== SET PROBLEM ==
Pictures aside, repeat every entry exactly.

== TASK DATA ==
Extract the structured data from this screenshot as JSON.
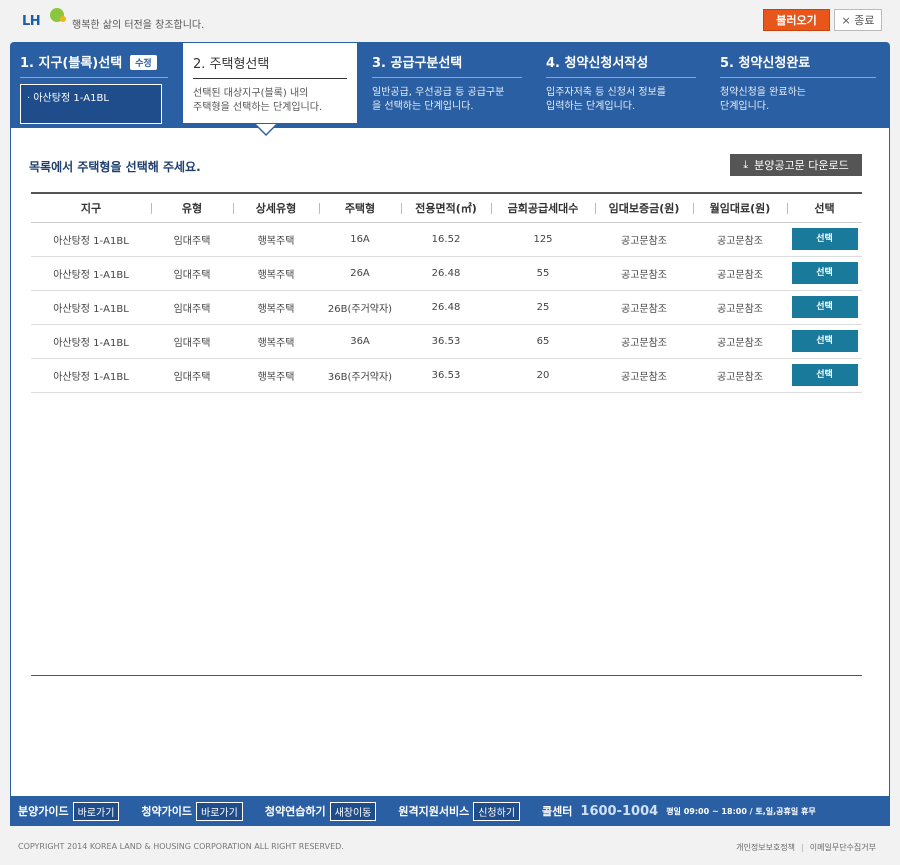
{
  "header": {
    "logo_text": "LH",
    "slogan": "행복한 삶의 터전을 창조합니다.",
    "load_button": "불러오기",
    "close_button": "× 종료"
  },
  "steps": [
    {
      "title": "1. 지구(블록)선택",
      "badge": "수정",
      "selected_block": "· 아산탕정 1-A1BL"
    },
    {
      "title": "2. 주택형선택",
      "desc": "선택된 대상지구(블록) 내의\n주택형을 선택하는 단계입니다."
    },
    {
      "title": "3. 공급구분선택",
      "desc": "일반공급, 우선공급 등 공급구분\n을 선택하는 단계입니다."
    },
    {
      "title": "4. 청약신청서작성",
      "desc": "입주자저축 등 신청서 정보를\n입력하는 단계입니다."
    },
    {
      "title": "5. 청약신청완료",
      "desc": "청약신청을 완료하는\n단계입니다."
    }
  ],
  "main": {
    "instruction": "목록에서 주택형을 선택해 주세요.",
    "download_button": "분양공고문 다운로드",
    "columns": [
      "지구",
      "유형",
      "상세유형",
      "주택형",
      "전용면적(㎡)",
      "금회공급세대수",
      "임대보증금(원)",
      "월임대료(원)",
      "선택"
    ],
    "select_label": "선택",
    "rows": [
      {
        "district": "아산탕정 1-A1BL",
        "type": "임대주택",
        "subtype": "행복주택",
        "unit": "16A",
        "area": "16.52",
        "count": "125",
        "deposit": "공고문참조",
        "rent": "공고문참조"
      },
      {
        "district": "아산탕정 1-A1BL",
        "type": "임대주택",
        "subtype": "행복주택",
        "unit": "26A",
        "area": "26.48",
        "count": "55",
        "deposit": "공고문참조",
        "rent": "공고문참조"
      },
      {
        "district": "아산탕정 1-A1BL",
        "type": "임대주택",
        "subtype": "행복주택",
        "unit": "26B(주거약자)",
        "area": "26.48",
        "count": "25",
        "deposit": "공고문참조",
        "rent": "공고문참조"
      },
      {
        "district": "아산탕정 1-A1BL",
        "type": "임대주택",
        "subtype": "행복주택",
        "unit": "36A",
        "area": "36.53",
        "count": "65",
        "deposit": "공고문참조",
        "rent": "공고문참조"
      },
      {
        "district": "아산탕정 1-A1BL",
        "type": "임대주택",
        "subtype": "행복주택",
        "unit": "36B(주거약자)",
        "area": "36.53",
        "count": "20",
        "deposit": "공고문참조",
        "rent": "공고문참조"
      }
    ]
  },
  "footer": {
    "links": [
      {
        "label": "분양가이드",
        "button": "바로가기"
      },
      {
        "label": "청약가이드",
        "button": "바로가기"
      },
      {
        "label": "청약연습하기",
        "button": "새창이동"
      },
      {
        "label": "원격지원서비스",
        "button": "신청하기"
      }
    ],
    "call_label": "콜센터",
    "call_number": "1600-1004",
    "hours": "평일 09:00 ~ 18:00 / 토,일,공휴일 휴무",
    "copyright": "COPYRIGHT 2014 KOREA LAND & HOUSING CORPORATION ALL RIGHT RESERVED.",
    "privacy": "개인정보보호정책",
    "email_refuse": "이메일무단수집거부"
  },
  "colors": {
    "primary": "#2b5fa3",
    "accent_orange": "#e8561c",
    "select_button": "#1a7a9b"
  }
}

== RESULT OF THE TASK ==
Extract the structured data from this screenshot as JSON.
{
  "header": {
    "logo_text": "LH",
    "slogan": "행복한 삶의 터전을 창조합니다.",
    "load_button": "불러오기",
    "close_button": "× 종료"
  },
  "steps": [
    {
      "title": "1. 지구(블록)선택",
      "badge": "수정",
      "selected_block": "· 아산탕정 1-A1BL"
    },
    {
      "title": "2. 주택형선택",
      "desc": "선택된 대상지구(블록) 내의\n주택형을 선택하는 단계입니다."
    },
    {
      "title": "3. 공급구분선택",
      "desc": "일반공급, 우선공급 등 공급구분\n을 선택하는 단계입니다."
    },
    {
      "title": "4. 청약신청서작성",
      "desc": "입주자저축 등 신청서 정보를\n입력하는 단계입니다."
    },
    {
      "title": "5. 청약신청완료",
      "desc": "청약신청을 완료하는\n단계입니다."
    }
  ],
  "main": {
    "instruction": "목록에서 주택형을 선택해 주세요.",
    "download_button": "분양공고문 다운로드",
    "columns": [
      "지구",
      "유형",
      "상세유형",
      "주택형",
      "전용면적(㎡)",
      "금회공급세대수",
      "임대보증금(원)",
      "월임대료(원)",
      "선택"
    ],
    "select_label": "선택",
    "rows": [
      {
        "district": "아산탕정 1-A1BL",
        "type": "임대주택",
        "subtype": "행복주택",
        "unit": "16A",
        "area": "16.52",
        "count": "125",
        "deposit": "공고문참조",
        "rent": "공고문참조"
      },
      {
        "district": "아산탕정 1-A1BL",
        "type": "임대주택",
        "subtype": "행복주택",
        "unit": "26A",
        "area": "26.48",
        "count": "55",
        "deposit": "공고문참조",
        "rent": "공고문참조"
      },
      {
        "district": "아산탕정 1-A1BL",
        "type": "임대주택",
        "subtype": "행복주택",
        "unit": "26B(주거약자)",
        "area": "26.48",
        "count": "25",
        "deposit": "공고문참조",
        "rent": "공고문참조"
      },
      {
        "district": "아산탕정 1-A1BL",
        "type": "임대주택",
        "subtype": "행복주택",
        "unit": "36A",
        "area": "36.53",
        "count": "65",
        "deposit": "공고문참조",
        "rent": "공고문참조"
      },
      {
        "district": "아산탕정 1-A1BL",
        "type": "임대주택",
        "subtype": "행복주택",
        "unit": "36B(주거약자)",
        "area": "36.53",
        "count": "20",
        "deposit": "공고문참조",
        "rent": "공고문참조"
      }
    ]
  },
  "footer": {
    "links": [
      {
        "label": "분양가이드",
        "button": "바로가기"
      },
      {
        "label": "청약가이드",
        "button": "바로가기"
      },
      {
        "label": "청약연습하기",
        "button": "새창이동"
      },
      {
        "label": "원격지원서비스",
        "button": "신청하기"
      }
    ],
    "call_label": "콜센터",
    "call_number": "1600-1004",
    "hours": "평일 09:00 ~ 18:00 / 토,일,공휴일 휴무",
    "copyright": "COPYRIGHT 2014 KOREA LAND & HOUSING CORPORATION ALL RIGHT RESERVED.",
    "privacy": "개인정보보호정책",
    "email_refuse": "이메일무단수집거부"
  },
  "colors": {
    "primary": "#2b5fa3",
    "accent_orange": "#e8561c",
    "select_button": "#1a7a9b"
  }
}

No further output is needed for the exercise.